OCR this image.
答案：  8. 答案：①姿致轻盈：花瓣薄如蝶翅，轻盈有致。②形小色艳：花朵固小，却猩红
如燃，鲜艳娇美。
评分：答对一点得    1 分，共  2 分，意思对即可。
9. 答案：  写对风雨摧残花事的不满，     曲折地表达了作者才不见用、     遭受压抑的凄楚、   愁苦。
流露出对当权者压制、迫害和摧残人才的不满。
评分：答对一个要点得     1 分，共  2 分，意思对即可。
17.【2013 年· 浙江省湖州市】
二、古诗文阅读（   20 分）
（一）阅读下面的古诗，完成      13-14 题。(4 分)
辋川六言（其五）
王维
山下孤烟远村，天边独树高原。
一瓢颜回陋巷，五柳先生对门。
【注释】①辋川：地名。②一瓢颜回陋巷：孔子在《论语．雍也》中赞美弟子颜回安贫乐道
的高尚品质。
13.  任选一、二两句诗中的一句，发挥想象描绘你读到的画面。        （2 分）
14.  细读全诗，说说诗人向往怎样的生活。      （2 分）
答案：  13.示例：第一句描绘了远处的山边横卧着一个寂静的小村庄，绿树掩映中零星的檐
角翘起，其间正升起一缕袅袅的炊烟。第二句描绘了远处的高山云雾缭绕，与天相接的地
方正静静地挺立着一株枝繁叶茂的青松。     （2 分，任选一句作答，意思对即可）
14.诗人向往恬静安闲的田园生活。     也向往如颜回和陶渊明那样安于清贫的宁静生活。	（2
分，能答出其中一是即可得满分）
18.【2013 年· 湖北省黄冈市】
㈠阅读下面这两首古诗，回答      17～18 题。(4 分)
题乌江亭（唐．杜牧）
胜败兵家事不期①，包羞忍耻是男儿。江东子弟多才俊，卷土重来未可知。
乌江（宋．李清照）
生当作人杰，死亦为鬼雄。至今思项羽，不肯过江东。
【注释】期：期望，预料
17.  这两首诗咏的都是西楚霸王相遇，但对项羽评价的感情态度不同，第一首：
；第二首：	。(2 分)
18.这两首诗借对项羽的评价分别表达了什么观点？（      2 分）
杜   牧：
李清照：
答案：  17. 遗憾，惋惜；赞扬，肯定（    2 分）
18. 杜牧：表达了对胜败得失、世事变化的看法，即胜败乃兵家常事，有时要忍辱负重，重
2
____________________
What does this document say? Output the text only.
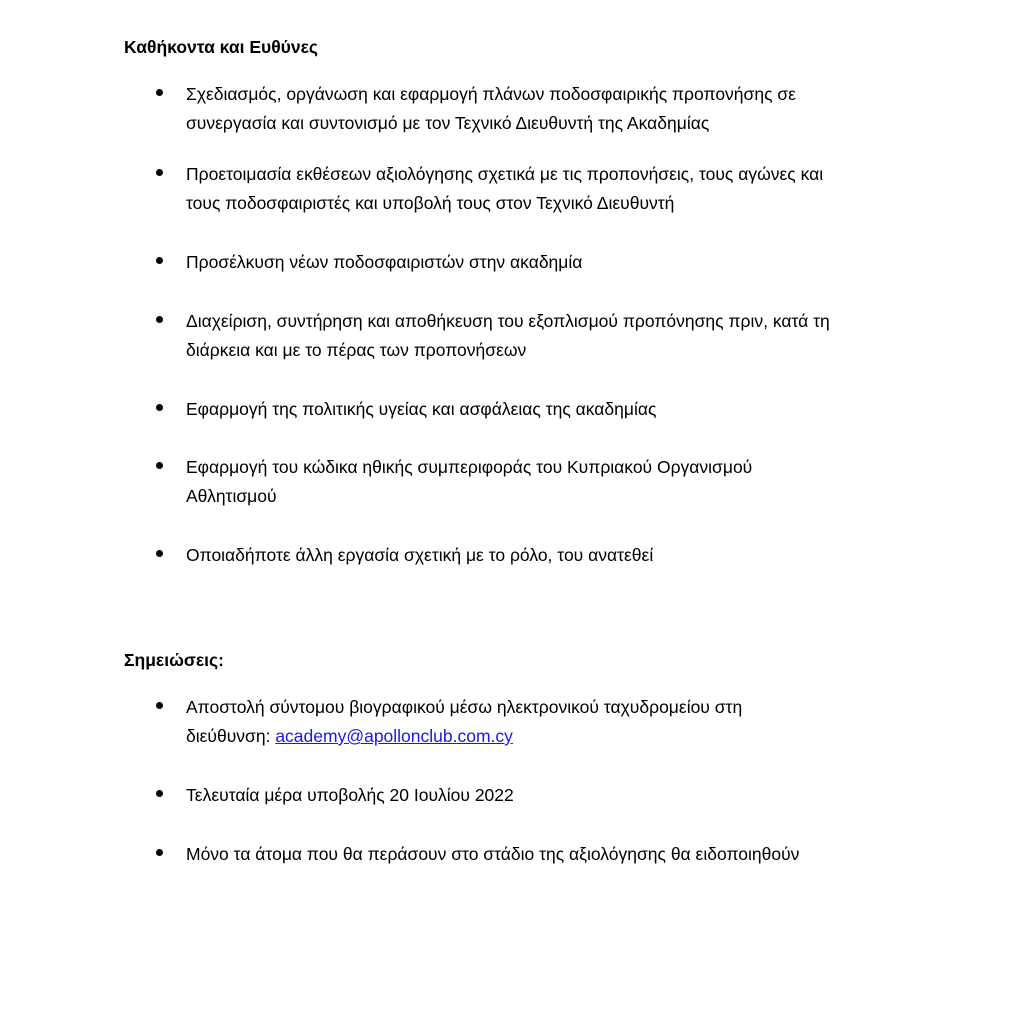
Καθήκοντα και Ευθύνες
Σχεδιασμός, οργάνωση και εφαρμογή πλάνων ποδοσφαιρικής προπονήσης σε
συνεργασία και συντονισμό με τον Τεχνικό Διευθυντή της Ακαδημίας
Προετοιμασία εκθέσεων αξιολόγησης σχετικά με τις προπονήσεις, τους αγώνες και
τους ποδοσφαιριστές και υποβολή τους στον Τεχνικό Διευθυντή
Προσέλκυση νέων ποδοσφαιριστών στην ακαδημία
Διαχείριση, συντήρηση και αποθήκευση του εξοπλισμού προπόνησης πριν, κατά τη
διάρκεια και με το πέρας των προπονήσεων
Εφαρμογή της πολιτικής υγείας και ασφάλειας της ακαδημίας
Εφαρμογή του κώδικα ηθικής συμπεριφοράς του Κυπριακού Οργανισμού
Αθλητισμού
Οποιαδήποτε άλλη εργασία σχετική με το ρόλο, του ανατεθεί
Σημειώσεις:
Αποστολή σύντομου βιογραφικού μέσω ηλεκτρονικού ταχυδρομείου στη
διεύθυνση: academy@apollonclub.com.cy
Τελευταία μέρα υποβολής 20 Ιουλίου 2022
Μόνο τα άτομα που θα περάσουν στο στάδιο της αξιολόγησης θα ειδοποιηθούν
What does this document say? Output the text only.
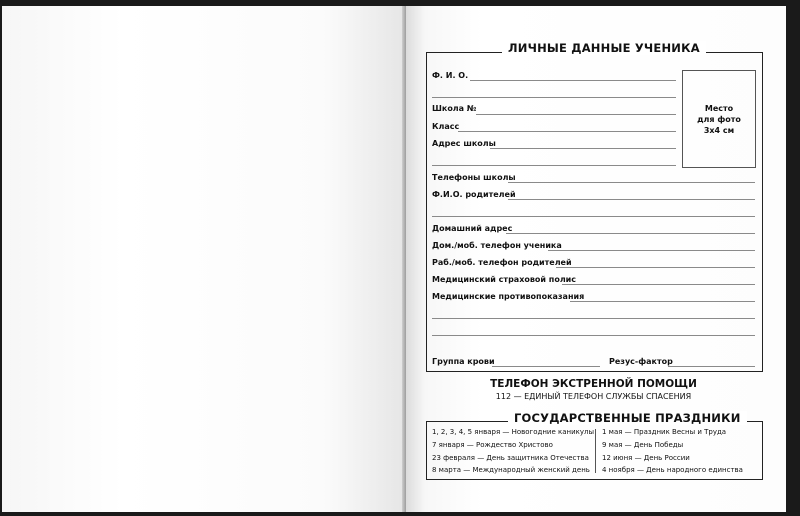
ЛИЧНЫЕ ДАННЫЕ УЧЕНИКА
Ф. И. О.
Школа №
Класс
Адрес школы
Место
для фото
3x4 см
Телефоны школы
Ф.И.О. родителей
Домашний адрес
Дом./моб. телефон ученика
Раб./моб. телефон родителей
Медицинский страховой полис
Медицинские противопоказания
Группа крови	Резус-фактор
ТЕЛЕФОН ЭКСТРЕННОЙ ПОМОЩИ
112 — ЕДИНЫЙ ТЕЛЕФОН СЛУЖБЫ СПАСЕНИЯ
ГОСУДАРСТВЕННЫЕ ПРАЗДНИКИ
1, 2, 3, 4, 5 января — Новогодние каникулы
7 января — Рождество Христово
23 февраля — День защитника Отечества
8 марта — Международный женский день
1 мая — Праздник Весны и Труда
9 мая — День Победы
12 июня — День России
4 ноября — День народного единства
____________________
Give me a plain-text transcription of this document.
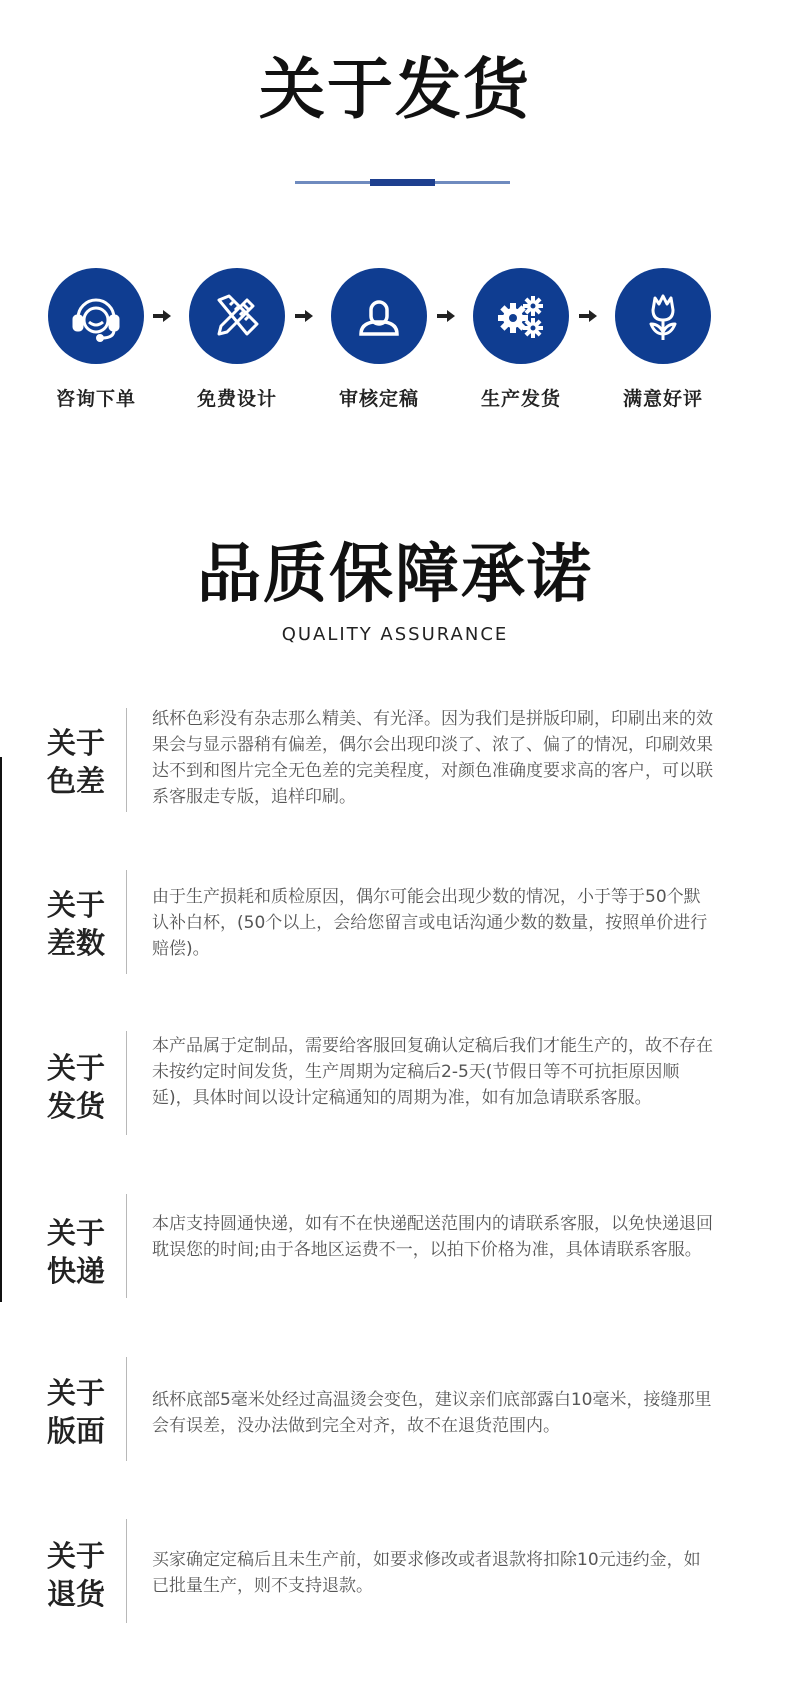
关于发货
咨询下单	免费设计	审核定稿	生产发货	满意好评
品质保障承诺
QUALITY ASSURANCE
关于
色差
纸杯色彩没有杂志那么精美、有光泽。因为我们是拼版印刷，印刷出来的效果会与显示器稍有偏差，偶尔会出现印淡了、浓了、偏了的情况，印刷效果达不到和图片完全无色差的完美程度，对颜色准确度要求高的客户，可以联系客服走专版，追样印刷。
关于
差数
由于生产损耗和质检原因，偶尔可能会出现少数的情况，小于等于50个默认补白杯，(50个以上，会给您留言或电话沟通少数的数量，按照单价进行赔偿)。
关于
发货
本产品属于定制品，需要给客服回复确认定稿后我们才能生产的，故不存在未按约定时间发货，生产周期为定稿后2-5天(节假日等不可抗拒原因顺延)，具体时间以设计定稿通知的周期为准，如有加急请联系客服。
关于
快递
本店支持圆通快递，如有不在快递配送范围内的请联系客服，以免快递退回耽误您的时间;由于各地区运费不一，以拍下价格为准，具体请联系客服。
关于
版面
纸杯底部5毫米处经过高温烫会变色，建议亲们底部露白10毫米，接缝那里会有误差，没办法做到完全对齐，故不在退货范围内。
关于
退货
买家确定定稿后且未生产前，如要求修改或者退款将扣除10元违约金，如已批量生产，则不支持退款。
____________________
_GIVEN TASK_: Copy every line of the listing that includes the string "this".

_EXERCISE OUTPUT_:
OCR this image.
What does this document say? Output the text only.
What does this document say? Output the text only.
Give me a plain-text transcription of this document.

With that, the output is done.